··· Extracted material ···
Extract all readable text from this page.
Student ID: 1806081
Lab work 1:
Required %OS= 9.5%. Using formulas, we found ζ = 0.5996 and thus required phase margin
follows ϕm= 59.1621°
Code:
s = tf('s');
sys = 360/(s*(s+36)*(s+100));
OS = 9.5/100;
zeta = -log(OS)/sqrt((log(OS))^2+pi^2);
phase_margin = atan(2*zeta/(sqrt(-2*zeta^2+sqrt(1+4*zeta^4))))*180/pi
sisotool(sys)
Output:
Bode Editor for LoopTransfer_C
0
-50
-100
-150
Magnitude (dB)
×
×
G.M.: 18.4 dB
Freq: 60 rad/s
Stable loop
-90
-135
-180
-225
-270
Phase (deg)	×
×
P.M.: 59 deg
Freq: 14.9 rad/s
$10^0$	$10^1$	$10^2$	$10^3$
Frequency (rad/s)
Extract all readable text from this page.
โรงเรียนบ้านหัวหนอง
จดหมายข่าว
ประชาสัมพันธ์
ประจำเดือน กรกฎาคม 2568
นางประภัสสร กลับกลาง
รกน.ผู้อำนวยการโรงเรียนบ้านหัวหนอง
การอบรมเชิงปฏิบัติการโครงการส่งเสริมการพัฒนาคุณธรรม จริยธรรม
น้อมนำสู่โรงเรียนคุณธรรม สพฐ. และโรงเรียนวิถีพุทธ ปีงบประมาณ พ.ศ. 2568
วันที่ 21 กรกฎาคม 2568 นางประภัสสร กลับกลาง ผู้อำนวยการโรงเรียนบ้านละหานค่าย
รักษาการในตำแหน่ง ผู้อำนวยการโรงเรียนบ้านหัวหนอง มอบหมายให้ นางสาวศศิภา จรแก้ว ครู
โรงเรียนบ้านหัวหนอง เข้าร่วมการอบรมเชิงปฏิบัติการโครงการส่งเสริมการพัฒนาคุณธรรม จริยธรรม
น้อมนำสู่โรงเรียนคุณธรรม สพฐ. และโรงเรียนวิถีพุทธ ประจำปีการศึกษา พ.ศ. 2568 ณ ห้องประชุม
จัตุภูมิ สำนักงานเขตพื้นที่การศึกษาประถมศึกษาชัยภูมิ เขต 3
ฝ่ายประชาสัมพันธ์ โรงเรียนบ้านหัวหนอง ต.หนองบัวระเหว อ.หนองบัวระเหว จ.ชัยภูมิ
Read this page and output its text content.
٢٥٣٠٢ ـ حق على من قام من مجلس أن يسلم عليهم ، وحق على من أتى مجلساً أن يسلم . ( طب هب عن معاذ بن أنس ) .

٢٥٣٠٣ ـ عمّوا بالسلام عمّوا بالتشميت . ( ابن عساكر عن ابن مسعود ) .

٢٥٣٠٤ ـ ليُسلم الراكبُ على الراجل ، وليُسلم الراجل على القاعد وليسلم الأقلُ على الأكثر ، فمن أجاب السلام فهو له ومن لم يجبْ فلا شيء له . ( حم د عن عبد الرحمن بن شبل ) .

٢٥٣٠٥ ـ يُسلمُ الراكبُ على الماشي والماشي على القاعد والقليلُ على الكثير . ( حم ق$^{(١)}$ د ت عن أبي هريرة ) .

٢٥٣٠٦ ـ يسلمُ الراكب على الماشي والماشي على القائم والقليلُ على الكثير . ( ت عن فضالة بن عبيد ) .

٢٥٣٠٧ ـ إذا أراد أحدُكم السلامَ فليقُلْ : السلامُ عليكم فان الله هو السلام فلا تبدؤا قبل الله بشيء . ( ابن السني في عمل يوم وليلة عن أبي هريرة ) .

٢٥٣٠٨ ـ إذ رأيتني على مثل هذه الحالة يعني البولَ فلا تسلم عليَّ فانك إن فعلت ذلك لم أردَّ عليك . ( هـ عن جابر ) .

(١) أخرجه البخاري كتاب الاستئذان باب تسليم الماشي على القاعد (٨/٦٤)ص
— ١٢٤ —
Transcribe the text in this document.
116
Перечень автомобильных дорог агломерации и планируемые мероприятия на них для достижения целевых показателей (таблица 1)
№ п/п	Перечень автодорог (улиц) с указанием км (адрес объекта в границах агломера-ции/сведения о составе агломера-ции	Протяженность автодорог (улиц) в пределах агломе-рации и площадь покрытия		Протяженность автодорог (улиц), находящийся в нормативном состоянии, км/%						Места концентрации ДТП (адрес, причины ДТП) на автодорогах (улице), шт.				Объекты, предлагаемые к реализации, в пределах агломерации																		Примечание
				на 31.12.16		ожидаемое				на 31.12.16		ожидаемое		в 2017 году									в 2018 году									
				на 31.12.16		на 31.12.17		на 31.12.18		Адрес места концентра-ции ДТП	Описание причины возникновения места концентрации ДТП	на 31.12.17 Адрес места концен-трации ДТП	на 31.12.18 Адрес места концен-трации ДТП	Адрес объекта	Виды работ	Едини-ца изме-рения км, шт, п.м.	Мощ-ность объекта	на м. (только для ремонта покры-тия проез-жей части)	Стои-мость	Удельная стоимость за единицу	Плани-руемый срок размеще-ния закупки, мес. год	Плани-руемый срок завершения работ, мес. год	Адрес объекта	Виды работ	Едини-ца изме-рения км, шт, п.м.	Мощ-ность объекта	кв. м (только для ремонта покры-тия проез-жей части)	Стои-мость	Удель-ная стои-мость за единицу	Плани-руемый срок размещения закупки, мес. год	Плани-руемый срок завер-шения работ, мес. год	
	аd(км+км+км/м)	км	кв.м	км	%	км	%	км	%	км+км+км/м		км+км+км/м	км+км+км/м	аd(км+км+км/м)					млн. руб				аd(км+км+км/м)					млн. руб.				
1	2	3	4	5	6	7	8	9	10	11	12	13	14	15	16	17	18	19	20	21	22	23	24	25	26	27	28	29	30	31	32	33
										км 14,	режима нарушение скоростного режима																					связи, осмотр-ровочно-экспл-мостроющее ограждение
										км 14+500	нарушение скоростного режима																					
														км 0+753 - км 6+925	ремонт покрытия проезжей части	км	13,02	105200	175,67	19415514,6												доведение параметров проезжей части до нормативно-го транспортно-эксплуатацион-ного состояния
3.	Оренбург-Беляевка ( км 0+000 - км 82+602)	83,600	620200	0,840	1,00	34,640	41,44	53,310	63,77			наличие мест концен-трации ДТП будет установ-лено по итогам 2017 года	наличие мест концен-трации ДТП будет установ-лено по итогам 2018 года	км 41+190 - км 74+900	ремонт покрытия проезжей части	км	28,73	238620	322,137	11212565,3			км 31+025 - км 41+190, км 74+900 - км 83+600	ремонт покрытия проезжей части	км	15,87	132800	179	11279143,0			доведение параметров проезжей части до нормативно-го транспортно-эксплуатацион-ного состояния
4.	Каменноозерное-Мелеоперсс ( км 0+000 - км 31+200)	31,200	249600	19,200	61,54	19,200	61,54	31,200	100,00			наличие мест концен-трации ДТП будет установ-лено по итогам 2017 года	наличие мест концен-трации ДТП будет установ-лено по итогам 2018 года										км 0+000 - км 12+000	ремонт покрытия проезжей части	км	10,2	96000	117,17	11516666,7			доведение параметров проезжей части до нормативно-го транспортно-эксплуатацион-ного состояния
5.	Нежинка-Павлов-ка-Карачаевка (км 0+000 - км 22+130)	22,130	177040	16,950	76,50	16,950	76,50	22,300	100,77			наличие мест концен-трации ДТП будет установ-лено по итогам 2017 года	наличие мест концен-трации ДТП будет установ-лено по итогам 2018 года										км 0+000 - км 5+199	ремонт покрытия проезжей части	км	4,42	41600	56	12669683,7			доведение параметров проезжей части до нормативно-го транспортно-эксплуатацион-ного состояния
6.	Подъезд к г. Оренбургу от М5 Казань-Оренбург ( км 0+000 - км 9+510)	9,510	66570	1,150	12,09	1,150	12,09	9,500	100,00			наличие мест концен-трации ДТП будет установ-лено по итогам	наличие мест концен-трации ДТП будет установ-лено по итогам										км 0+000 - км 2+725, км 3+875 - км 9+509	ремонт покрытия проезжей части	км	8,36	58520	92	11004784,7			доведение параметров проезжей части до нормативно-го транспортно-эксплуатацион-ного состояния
···
#### Exercise goal
Looking at the material above, count the lines that hold "งเสร" and give the total alone.

#### Response to the exercise
2